• _SUPPLIED ENTRIES_:

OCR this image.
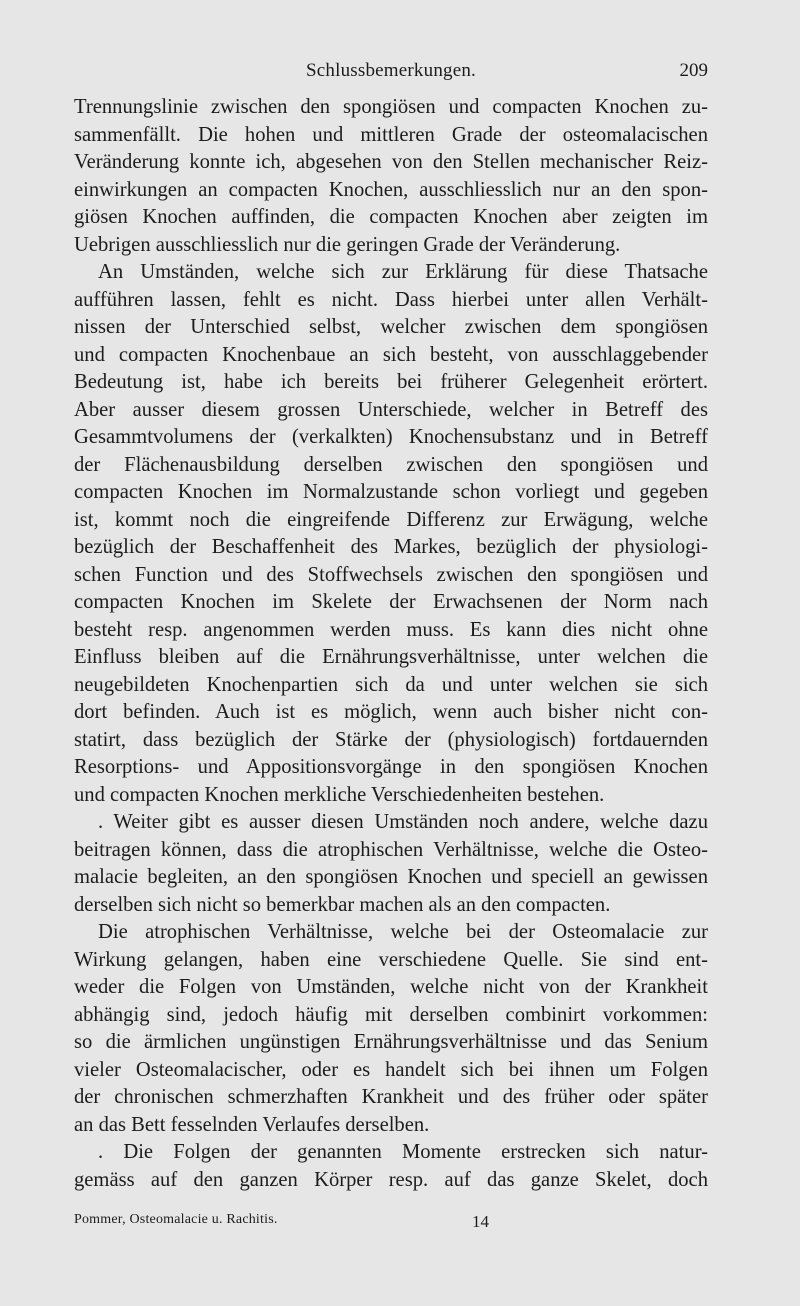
Schlussbemerkungen.	209
Trennungslinie zwischen den spongiösen und compacten Knochen zu-
sammenfällt. Die hohen und mittleren Grade der osteomalacischen
Veränderung konnte ich, abgesehen von den Stellen mechanischer Reiz-
einwirkungen an compacten Knochen, ausschliesslich nur an den spon-
giösen Knochen auffinden, die compacten Knochen aber zeigten im
Uebrigen ausschliesslich nur die geringen Grade der Veränderung.
An Umständen, welche sich zur Erklärung für diese Thatsache
aufführen lassen, fehlt es nicht. Dass hierbei unter allen Verhält-
nissen der Unterschied selbst, welcher zwischen dem spongiösen
und compacten Knochenbaue an sich besteht, von ausschlaggebender
Bedeutung ist, habe ich bereits bei früherer Gelegenheit erörtert.
Aber ausser diesem grossen Unterschiede, welcher in Betreff des
Gesammtvolumens der (verkalkten) Knochensubstanz und in Betreff
der Flächenausbildung derselben zwischen den spongiösen und
compacten Knochen im Normalzustande schon vorliegt und gegeben
ist, kommt noch die eingreifende Differenz zur Erwägung, welche
bezüglich der Beschaffenheit des Markes, bezüglich der physiologi-
schen Function und des Stoffwechsels zwischen den spongiösen und
compacten Knochen im Skelete der Erwachsenen der Norm nach
besteht resp. angenommen werden muss. Es kann dies nicht ohne
Einfluss bleiben auf die Ernährungsverhältnisse, unter welchen die
neugebildeten Knochenpartien sich da und unter welchen sie sich
dort befinden. Auch ist es möglich, wenn auch bisher nicht con-
statirt, dass bezüglich der Stärke der (physiologisch) fortdauernden
Resorptions- und Appositionsvorgänge in den spongiösen Knochen
und compacten Knochen merkliche Verschiedenheiten bestehen.
. Weiter gibt es ausser diesen Umständen noch andere, welche dazu
beitragen können, dass die atrophischen Verhältnisse, welche die Osteo-
malacie begleiten, an den spongiösen Knochen und speciell an gewissen
derselben sich nicht so bemerkbar machen als an den compacten.
Die atrophischen Verhältnisse, welche bei der Osteomalacie zur
Wirkung gelangen, haben eine verschiedene Quelle. Sie sind ent-
weder die Folgen von Umständen, welche nicht von der Krankheit
abhängig sind, jedoch häufig mit derselben combinirt vorkommen:
so die ärmlichen ungünstigen Ernährungsverhältnisse und das Senium
vieler Osteomalacischer, oder es handelt sich bei ihnen um Folgen
der chronischen schmerzhaften Krankheit und des früher oder später
an das Bett fesselnden Verlaufes derselben.
. Die Folgen der genannten Momente erstrecken sich natur-
gemäss auf den ganzen Körper resp. auf das ganze Skelet, doch
Pommer, Osteomalacie u. Rachitis.	14
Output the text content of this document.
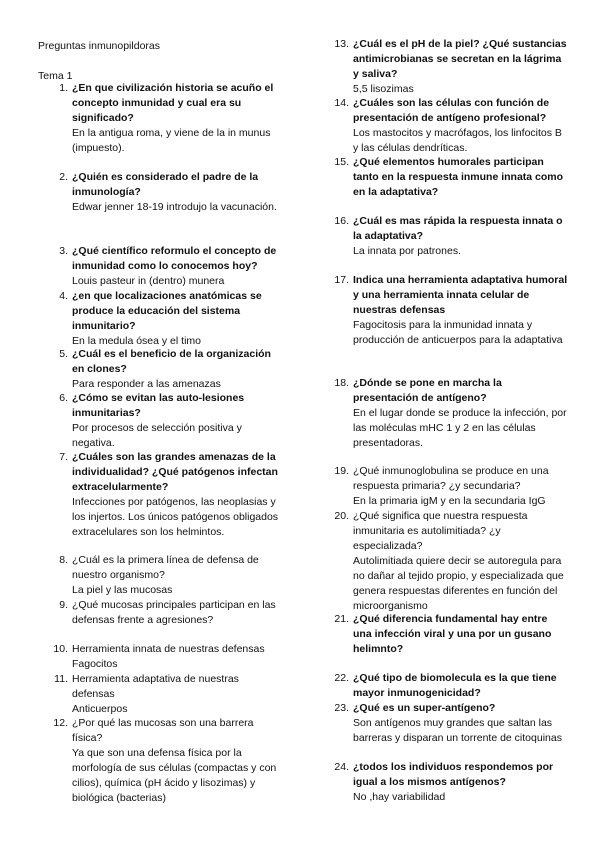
Preguntas inmunopildoras
Tema 1
1. ¿En que civilización historia se acuño el concepto inmunidad y cual era su significado?
En la antigua roma, y viene de la in munus (impuesto).
2. ¿Quién es considerado el padre de la inmunología?
Edwar jenner 18-19 introdujo la vacunación.
3. ¿Qué científico reformulo el concepto de inmunidad como lo conocemos hoy?
Louis pasteur in (dentro) munera
4. ¿en que localizaciones anatómicas se produce la educación del sistema inmunitario?
En la medula ósea y el timo
5. ¿Cuál es el beneficio de la organización en clones?
Para responder a las amenazas
6. ¿Cómo se evitan las auto-lesiones inmunitarias?
Por procesos de selección positiva y negativa.
7. ¿Cuáles son las grandes amenazas de la individualidad? ¿Qué patógenos infectan extracelularmente?
Infecciones por patógenos, las neoplasias y los injertos. Los únicos patógenos obligados extracelulares son los helmintos.
8. ¿Cuál es la primera línea de defensa de nuestro organismo?
La piel y las mucosas
9. ¿Qué mucosas principales participan en las defensas frente a agresiones?
10. Herramienta innata de nuestras defensas
Fagocitos
11. Herramienta adaptativa de nuestras defensas
Anticuerpos
12. ¿Por qué las mucosas son una barrera física?
Ya que son una defensa física por la morfología de sus células (compactas y con cilios), química (pH ácido y lisozimas) y biológica (bacterias)
13. ¿Cuál es el pH de la piel? ¿Qué sustancias antimicrobianas se secretan en la lágrima y saliva?
5,5 lisozimas
14. ¿Cuáles son las células con función de presentación de antígeno profesional?
Los mastocitos y macrófagos, los linfocitos B y las células dendríticas.
15. ¿Qué elementos humorales participan tanto en la respuesta inmune innata como en la adaptativa?
16. ¿Cuál es mas rápida la respuesta innata o la adaptativa?
La innata por patrones.
17. Indica una herramienta adaptativa humoral y una herramienta innata celular de nuestras defensas
Fagocitosis para la inmunidad innata y producción de anticuerpos para la adaptativa
18. ¿Dónde se pone en marcha la presentación de antígeno?
En el lugar donde se produce la infección, por las moléculas mHC 1 y 2 en las células presentadoras.
19. ¿Qué inmunoglobulina se produce en una respuesta primaria? ¿y secundaria?
En la primaria igM y en la secundaria IgG
20. ¿Qué significa que nuestra respuesta inmunitaria es autolimitiada? ¿y especializada?
Autolimitiada quiere decir se autoregula para no dañar al tejido propio, y especializada que genera respuestas diferentes en función del microorganismo
21. ¿Qué diferencia fundamental hay entre una infección viral y una por un gusano helimnto?
22. ¿Qué tipo de biomolecula es la que tiene mayor inmunogenicidad?
23. ¿Qué es un super-antígeno?
Son antígenos muy grandes que saltan las barreras y disparan un torrente de citoquinas
24. ¿todos los individuos respondemos por igual a los mismos antígenos?
No ,hay variabilidad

• _TASK BRIEF_: Copy out all lines from the records where the word "ausser" appears.

• _RESPONSE BELOW_:
Aber ausser diesem grossen Unterschiede, welcher in Betreff des
. Weiter gibt es ausser diesen Umständen noch andere, welche dazu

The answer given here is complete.